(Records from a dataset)
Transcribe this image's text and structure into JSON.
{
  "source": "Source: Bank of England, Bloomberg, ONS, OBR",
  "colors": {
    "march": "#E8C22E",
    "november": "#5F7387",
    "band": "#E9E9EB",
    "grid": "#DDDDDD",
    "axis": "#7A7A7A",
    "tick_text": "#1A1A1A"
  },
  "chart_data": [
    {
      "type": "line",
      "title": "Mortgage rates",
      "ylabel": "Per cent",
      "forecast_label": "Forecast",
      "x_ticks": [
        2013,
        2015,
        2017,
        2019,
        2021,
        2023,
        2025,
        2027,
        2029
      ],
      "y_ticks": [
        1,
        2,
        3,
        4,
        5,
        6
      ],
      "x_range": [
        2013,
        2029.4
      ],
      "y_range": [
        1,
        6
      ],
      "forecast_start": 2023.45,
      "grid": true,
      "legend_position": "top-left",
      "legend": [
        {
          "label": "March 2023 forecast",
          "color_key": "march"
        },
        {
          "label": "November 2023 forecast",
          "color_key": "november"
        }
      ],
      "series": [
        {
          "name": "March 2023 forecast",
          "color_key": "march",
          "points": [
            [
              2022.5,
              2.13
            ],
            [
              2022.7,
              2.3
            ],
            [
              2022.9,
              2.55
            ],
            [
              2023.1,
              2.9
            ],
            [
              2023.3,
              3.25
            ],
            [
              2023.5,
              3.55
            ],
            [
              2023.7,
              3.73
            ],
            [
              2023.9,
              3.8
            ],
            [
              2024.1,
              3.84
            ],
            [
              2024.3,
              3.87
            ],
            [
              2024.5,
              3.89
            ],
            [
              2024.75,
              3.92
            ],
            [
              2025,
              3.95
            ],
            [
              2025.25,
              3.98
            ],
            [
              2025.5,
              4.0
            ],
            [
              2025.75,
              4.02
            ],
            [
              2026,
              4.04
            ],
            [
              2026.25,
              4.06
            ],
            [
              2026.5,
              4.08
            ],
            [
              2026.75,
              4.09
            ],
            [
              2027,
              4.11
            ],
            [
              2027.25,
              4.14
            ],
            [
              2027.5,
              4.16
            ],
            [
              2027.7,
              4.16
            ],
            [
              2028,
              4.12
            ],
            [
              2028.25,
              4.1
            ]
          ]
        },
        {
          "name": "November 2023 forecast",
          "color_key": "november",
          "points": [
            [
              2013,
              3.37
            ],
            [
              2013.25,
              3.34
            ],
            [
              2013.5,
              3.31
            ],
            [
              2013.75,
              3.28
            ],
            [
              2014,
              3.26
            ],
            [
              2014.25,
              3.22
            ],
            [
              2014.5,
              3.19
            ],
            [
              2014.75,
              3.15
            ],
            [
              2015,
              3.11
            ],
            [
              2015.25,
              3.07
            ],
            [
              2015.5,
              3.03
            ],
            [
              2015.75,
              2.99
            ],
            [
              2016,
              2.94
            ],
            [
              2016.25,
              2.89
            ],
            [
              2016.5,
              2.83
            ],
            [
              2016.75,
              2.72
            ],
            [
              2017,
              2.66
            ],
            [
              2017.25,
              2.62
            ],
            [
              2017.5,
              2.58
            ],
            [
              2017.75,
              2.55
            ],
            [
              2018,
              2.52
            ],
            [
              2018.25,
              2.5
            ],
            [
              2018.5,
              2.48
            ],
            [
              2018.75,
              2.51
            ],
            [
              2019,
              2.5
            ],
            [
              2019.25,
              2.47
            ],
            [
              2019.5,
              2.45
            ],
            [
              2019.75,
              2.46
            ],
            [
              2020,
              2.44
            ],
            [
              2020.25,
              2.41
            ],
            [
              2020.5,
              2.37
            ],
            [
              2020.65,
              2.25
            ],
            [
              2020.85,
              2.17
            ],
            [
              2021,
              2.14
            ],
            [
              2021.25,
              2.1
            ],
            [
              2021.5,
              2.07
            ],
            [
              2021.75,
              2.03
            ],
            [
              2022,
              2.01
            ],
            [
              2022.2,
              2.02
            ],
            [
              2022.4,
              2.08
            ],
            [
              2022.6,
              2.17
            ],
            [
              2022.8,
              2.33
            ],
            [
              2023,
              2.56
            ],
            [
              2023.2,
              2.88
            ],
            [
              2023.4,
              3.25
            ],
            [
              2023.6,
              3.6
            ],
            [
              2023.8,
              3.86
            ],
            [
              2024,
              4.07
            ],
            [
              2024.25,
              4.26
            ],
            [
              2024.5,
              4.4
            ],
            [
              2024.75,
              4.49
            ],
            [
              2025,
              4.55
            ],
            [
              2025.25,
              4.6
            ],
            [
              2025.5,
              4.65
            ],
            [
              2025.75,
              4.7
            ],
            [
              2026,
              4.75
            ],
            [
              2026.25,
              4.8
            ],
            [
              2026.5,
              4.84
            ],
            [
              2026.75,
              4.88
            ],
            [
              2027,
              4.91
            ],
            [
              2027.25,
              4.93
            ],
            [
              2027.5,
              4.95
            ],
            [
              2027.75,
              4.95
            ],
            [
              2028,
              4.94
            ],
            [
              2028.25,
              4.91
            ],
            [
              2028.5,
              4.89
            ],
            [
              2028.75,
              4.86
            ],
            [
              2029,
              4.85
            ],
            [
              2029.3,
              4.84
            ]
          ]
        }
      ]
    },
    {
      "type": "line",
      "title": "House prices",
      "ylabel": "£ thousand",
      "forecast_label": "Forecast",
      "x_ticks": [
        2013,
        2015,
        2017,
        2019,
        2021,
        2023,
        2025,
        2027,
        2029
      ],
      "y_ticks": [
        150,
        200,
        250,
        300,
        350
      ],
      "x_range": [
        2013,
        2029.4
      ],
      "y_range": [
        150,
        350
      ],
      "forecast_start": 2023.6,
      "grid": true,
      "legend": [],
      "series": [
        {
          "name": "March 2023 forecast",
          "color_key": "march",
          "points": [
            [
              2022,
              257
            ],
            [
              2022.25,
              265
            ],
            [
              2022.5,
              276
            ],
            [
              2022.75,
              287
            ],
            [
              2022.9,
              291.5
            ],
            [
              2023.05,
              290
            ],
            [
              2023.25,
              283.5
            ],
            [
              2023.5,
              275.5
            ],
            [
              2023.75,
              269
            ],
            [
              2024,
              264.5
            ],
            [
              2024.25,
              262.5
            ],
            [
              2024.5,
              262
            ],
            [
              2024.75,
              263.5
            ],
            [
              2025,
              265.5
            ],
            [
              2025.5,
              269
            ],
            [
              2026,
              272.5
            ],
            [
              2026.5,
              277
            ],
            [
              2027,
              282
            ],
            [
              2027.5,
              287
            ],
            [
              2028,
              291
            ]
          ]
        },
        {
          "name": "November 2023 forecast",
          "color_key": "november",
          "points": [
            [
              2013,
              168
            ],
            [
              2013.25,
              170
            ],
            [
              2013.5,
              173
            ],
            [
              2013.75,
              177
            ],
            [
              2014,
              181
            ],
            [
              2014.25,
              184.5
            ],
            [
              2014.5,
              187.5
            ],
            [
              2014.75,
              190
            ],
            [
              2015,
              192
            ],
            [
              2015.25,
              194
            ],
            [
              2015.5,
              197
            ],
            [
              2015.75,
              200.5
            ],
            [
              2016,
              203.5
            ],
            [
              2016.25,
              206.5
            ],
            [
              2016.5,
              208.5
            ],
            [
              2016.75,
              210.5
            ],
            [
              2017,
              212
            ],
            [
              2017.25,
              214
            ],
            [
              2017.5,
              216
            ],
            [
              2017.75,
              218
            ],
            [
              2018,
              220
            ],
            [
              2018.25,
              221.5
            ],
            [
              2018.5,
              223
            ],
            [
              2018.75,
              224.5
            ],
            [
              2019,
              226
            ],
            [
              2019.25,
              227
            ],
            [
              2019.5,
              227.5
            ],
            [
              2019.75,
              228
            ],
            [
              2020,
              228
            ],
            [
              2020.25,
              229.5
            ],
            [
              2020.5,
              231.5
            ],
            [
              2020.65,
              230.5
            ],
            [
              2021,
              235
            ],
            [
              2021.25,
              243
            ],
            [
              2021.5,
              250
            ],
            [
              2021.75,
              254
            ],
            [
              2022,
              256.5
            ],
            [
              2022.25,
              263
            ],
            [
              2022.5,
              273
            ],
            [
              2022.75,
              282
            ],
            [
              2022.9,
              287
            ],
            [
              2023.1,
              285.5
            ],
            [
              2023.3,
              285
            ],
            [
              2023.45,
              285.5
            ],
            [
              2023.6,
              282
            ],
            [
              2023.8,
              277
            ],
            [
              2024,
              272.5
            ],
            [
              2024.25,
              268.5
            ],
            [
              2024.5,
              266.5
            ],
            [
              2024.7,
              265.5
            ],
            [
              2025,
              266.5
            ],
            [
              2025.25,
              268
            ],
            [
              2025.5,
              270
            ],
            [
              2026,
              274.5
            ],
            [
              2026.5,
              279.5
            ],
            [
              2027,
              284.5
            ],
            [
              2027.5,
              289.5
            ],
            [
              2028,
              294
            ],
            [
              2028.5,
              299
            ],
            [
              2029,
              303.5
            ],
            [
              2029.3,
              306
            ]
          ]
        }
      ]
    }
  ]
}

### [WHAT YOU WILL DO]
Check each line of the entries for the string "title". Copy the lines that have it.

### [SOLUTION TO THE PROBLEM]
      "title": "Mortgage rates",
      "title": "House prices",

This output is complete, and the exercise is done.